[start of Rows]
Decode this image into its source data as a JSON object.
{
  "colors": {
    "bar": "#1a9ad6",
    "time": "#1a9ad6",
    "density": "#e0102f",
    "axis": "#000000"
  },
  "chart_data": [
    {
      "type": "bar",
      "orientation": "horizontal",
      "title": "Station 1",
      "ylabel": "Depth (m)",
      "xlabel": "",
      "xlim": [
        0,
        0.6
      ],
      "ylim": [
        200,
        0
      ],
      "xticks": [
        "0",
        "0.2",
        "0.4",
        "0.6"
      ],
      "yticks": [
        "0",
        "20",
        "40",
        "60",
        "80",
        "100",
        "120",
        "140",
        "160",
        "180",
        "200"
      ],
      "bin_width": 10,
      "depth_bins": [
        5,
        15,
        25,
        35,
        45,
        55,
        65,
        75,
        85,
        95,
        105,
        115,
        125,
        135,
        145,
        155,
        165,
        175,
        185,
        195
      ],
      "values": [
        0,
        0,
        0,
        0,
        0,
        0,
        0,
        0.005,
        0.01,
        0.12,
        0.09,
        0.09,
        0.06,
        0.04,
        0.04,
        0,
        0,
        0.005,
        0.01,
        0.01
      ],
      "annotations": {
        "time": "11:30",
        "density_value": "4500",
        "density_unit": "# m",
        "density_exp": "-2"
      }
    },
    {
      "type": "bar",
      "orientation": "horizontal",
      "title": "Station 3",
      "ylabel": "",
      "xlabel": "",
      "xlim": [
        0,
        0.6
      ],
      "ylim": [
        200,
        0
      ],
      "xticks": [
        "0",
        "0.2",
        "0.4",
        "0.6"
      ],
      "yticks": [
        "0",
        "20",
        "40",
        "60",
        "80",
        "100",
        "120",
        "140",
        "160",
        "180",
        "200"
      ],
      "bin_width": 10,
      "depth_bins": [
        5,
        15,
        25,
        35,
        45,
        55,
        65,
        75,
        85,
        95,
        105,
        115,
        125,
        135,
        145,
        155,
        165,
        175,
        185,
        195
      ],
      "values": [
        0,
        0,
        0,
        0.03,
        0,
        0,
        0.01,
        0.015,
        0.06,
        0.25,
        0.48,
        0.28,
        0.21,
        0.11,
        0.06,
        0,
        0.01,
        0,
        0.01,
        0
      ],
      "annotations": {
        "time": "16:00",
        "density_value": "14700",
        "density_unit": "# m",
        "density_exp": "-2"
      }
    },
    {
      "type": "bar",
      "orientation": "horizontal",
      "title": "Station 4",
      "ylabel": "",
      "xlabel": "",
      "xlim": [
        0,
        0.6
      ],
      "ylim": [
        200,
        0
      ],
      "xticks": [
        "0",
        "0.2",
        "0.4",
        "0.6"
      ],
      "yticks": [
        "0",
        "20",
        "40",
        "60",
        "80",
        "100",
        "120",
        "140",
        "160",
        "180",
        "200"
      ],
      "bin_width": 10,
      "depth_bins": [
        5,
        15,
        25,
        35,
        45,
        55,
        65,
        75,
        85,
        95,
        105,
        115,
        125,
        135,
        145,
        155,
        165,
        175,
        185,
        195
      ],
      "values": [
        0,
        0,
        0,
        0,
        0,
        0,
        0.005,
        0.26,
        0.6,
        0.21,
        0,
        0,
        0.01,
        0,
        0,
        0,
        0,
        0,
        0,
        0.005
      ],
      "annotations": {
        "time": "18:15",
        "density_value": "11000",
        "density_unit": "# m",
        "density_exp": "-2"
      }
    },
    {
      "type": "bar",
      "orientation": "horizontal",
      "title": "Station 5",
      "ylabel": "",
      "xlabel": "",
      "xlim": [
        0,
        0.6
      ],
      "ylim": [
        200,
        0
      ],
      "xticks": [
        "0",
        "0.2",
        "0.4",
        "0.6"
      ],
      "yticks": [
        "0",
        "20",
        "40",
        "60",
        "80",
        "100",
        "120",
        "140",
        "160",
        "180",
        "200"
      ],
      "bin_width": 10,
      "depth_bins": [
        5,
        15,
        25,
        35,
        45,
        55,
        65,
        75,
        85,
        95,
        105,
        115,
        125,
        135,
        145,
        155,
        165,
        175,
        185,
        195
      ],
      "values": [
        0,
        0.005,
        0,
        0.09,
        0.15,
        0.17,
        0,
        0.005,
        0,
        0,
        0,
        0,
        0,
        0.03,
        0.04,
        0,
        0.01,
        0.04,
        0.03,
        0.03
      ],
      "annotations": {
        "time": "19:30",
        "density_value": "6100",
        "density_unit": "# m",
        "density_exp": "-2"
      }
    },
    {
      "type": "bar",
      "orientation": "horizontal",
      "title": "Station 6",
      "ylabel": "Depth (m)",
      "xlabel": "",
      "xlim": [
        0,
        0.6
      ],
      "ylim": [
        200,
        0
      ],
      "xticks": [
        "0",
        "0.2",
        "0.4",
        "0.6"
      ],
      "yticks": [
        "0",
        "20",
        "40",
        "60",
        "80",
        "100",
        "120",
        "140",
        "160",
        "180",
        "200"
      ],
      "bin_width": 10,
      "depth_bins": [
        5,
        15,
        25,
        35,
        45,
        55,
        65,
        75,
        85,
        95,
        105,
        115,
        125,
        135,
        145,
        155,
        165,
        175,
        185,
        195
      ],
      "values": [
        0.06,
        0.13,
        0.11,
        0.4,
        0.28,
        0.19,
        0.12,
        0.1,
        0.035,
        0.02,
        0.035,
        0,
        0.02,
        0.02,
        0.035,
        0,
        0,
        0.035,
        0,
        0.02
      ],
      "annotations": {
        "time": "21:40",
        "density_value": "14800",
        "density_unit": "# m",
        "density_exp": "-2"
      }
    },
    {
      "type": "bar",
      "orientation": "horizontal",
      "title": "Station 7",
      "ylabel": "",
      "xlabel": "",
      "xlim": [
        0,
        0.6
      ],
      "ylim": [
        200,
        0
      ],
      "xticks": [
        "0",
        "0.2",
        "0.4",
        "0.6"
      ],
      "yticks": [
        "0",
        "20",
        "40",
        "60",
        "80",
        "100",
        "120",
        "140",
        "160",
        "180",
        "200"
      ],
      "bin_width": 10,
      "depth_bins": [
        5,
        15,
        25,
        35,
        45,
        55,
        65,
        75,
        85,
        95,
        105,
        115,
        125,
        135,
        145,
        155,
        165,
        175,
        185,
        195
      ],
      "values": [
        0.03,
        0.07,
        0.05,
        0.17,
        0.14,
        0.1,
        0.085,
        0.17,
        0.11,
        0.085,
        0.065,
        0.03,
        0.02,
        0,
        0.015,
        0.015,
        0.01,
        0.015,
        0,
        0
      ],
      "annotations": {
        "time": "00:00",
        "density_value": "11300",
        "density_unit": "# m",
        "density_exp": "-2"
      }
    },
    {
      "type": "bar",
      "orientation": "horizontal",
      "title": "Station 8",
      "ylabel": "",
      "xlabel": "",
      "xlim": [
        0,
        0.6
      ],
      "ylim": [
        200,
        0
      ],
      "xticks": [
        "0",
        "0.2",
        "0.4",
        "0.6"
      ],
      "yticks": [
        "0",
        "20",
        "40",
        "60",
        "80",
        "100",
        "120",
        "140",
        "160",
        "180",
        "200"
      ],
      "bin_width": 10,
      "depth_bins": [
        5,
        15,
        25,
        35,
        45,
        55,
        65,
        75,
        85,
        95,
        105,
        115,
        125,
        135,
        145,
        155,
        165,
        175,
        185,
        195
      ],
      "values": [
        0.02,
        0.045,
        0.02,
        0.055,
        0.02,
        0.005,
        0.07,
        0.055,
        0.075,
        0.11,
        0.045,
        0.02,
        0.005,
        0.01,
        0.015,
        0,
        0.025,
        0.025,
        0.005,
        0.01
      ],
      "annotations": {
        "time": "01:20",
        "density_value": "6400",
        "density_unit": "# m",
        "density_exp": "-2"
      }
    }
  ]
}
[end of Rows]
Write the data from above out again, exactly.

- **Complete answer**:
Decode this image into its source data as a JSON object.
{
  "colors": {
    "bar": "#1a9ad6",
    "time": "#1a9ad6",
    "density": "#e0102f",
    "axis": "#000000"
  },
  "chart_data": [
    {
      "type": "bar",
      "orientation": "horizontal",
      "title": "Station 1",
      "ylabel": "Depth (m)",
      "xlabel": "",
      "xlim": [
        0,
        0.6
      ],
      "ylim": [
        200,
        0
      ],
      "xticks": [
        "0",
        "0.2",
        "0.4",
        "0.6"
      ],
      "yticks": [
        "0",
        "20",
        "40",
        "60",
        "80",
        "100",
        "120",
        "140",
        "160",
        "180",
        "200"
      ],
      "bin_width": 10,
      "depth_bins": [
        5,
        15,
        25,
        35,
        45,
        55,
        65,
        75,
        85,
        95,
        105,
        115,
        125,
        135,
        145,
        155,
        165,
        175,
        185,
        195
      ],
      "values": [
        0,
        0,
        0,
        0,
        0,
        0,
        0,
        0.005,
        0.01,
        0.12,
        0.09,
        0.09,
        0.06,
        0.04,
        0.04,
        0,
        0,
        0.005,
        0.01,
        0.01
      ],
      "annotations": {
        "time": "11:30",
        "density_value": "4500",
        "density_unit": "# m",
        "density_exp": "-2"
      }
    },
    {
      "type": "bar",
      "orientation": "horizontal",
      "title": "Station 3",
      "ylabel": "",
      "xlabel": "",
      "xlim": [
        0,
        0.6
      ],
      "ylim": [
        200,
        0
      ],
      "xticks": [
        "0",
        "0.2",
        "0.4",
        "0.6"
      ],
      "yticks": [
        "0",
        "20",
        "40",
        "60",
        "80",
        "100",
        "120",
        "140",
        "160",
        "180",
        "200"
      ],
      "bin_width": 10,
      "depth_bins": [
        5,
        15,
        25,
        35,
        45,
        55,
        65,
        75,
        85,
        95,
        105,
        115,
        125,
        135,
        145,
        155,
        165,
        175,
        185,
        195
      ],
      "values": [
        0,
        0,
        0,
        0.03,
        0,
        0,
        0.01,
        0.015,
        0.06,
        0.25,
        0.48,
        0.28,
        0.21,
        0.11,
        0.06,
        0,
        0.01,
        0,
        0.01,
        0
      ],
      "annotations": {
        "time": "16:00",
        "density_value": "14700",
        "density_unit": "# m",
        "density_exp": "-2"
      }
    },
    {
      "type": "bar",
      "orientation": "horizontal",
      "title": "Station 4",
      "ylabel": "",
      "xlabel": "",
      "xlim": [
        0,
        0.6
      ],
      "ylim": [
        200,
        0
      ],
      "xticks": [
        "0",
        "0.2",
        "0.4",
        "0.6"
      ],
      "yticks": [
        "0",
        "20",
        "40",
        "60",
        "80",
        "100",
        "120",
        "140",
        "160",
        "180",
        "200"
      ],
      "bin_width": 10,
      "depth_bins": [
        5,
        15,
        25,
        35,
        45,
        55,
        65,
        75,
        85,
        95,
        105,
        115,
        125,
        135,
        145,
        155,
        165,
        175,
        185,
        195
      ],
      "values": [
        0,
        0,
        0,
        0,
        0,
        0,
        0.005,
        0.26,
        0.6,
        0.21,
        0,
        0,
        0.01,
        0,
        0,
        0,
        0,
        0,
        0,
        0.005
      ],
      "annotations": {
        "time": "18:15",
        "density_value": "11000",
        "density_unit": "# m",
        "density_exp": "-2"
      }
    },
    {
      "type": "bar",
      "orientation": "horizontal",
      "title": "Station 5",
      "ylabel": "",
      "xlabel": "",
      "xlim": [
        0,
        0.6
      ],
      "ylim": [
        200,
        0
      ],
      "xticks": [
        "0",
        "0.2",
        "0.4",
        "0.6"
      ],
      "yticks": [
        "0",
        "20",
        "40",
        "60",
        "80",
        "100",
        "120",
        "140",
        "160",
        "180",
        "200"
      ],
      "bin_width": 10,
      "depth_bins": [
        5,
        15,
        25,
        35,
        45,
        55,
        65,
        75,
        85,
        95,
        105,
        115,
        125,
        135,
        145,
        155,
        165,
        175,
        185,
        195
      ],
      "values": [
        0,
        0.005,
        0,
        0.09,
        0.15,
        0.17,
        0,
        0.005,
        0,
        0,
        0,
        0,
        0,
        0.03,
        0.04,
        0,
        0.01,
        0.04,
        0.03,
        0.03
      ],
      "annotations": {
        "time": "19:30",
        "density_value": "6100",
        "density_unit": "# m",
        "density_exp": "-2"
      }
    },
    {
      "type": "bar",
      "orientation": "horizontal",
      "title": "Station 6",
      "ylabel": "Depth (m)",
      "xlabel": "",
      "xlim": [
        0,
        0.6
      ],
      "ylim": [
        200,
        0
      ],
      "xticks": [
        "0",
        "0.2",
        "0.4",
        "0.6"
      ],
      "yticks": [
        "0",
        "20",
        "40",
        "60",
        "80",
        "100",
        "120",
        "140",
        "160",
        "180",
        "200"
      ],
      "bin_width": 10,
      "depth_bins": [
        5,
        15,
        25,
        35,
        45,
        55,
        65,
        75,
        85,
        95,
        105,
        115,
        125,
        135,
        145,
        155,
        165,
        175,
        185,
        195
      ],
      "values": [
        0.06,
        0.13,
        0.11,
        0.4,
        0.28,
        0.19,
        0.12,
        0.1,
        0.035,
        0.02,
        0.035,
        0,
        0.02,
        0.02,
        0.035,
        0,
        0,
        0.035,
        0,
        0.02
      ],
      "annotations": {
        "time": "21:40",
        "density_value": "14800",
        "density_unit": "# m",
        "density_exp": "-2"
      }
    },
    {
      "type": "bar",
      "orientation": "horizontal",
      "title": "Station 7",
      "ylabel": "",
      "xlabel": "",
      "xlim": [
        0,
        0.6
      ],
      "ylim": [
        200,
        0
      ],
      "xticks": [
        "0",
        "0.2",
        "0.4",
        "0.6"
      ],
      "yticks": [
        "0",
        "20",
        "40",
        "60",
        "80",
        "100",
        "120",
        "140",
        "160",
        "180",
        "200"
      ],
      "bin_width": 10,
      "depth_bins": [
        5,
        15,
        25,
        35,
        45,
        55,
        65,
        75,
        85,
        95,
        105,
        115,
        125,
        135,
        145,
        155,
        165,
        175,
        185,
        195
      ],
      "values": [
        0.03,
        0.07,
        0.05,
        0.17,
        0.14,
        0.1,
        0.085,
        0.17,
        0.11,
        0.085,
        0.065,
        0.03,
        0.02,
        0,
        0.015,
        0.015,
        0.01,
        0.015,
        0,
        0
      ],
      "annotations": {
        "time": "00:00",
        "density_value": "11300",
        "density_unit": "# m",
        "density_exp": "-2"
      }
    },
    {
      "type": "bar",
      "orientation": "horizontal",
      "title": "Station 8",
      "ylabel": "",
      "xlabel": "",
      "xlim": [
        0,
        0.6
      ],
      "ylim": [
        200,
        0
      ],
      "xticks": [
        "0",
        "0.2",
        "0.4",
        "0.6"
      ],
      "yticks": [
        "0",
        "20",
        "40",
        "60",
        "80",
        "100",
        "120",
        "140",
        "160",
        "180",
        "200"
      ],
      "bin_width": 10,
      "depth_bins": [
        5,
        15,
        25,
        35,
        45,
        55,
        65,
        75,
        85,
        95,
        105,
        115,
        125,
        135,
        145,
        155,
        165,
        175,
        185,
        195
      ],
      "values": [
        0.02,
        0.045,
        0.02,
        0.055,
        0.02,
        0.005,
        0.07,
        0.055,
        0.075,
        0.11,
        0.045,
        0.02,
        0.005,
        0.01,
        0.015,
        0,
        0.025,
        0.025,
        0.005,
        0.01
      ],
      "annotations": {
        "time": "01:20",
        "density_value": "6400",
        "density_unit": "# m",
        "density_exp": "-2"
      }
    }
  ]
}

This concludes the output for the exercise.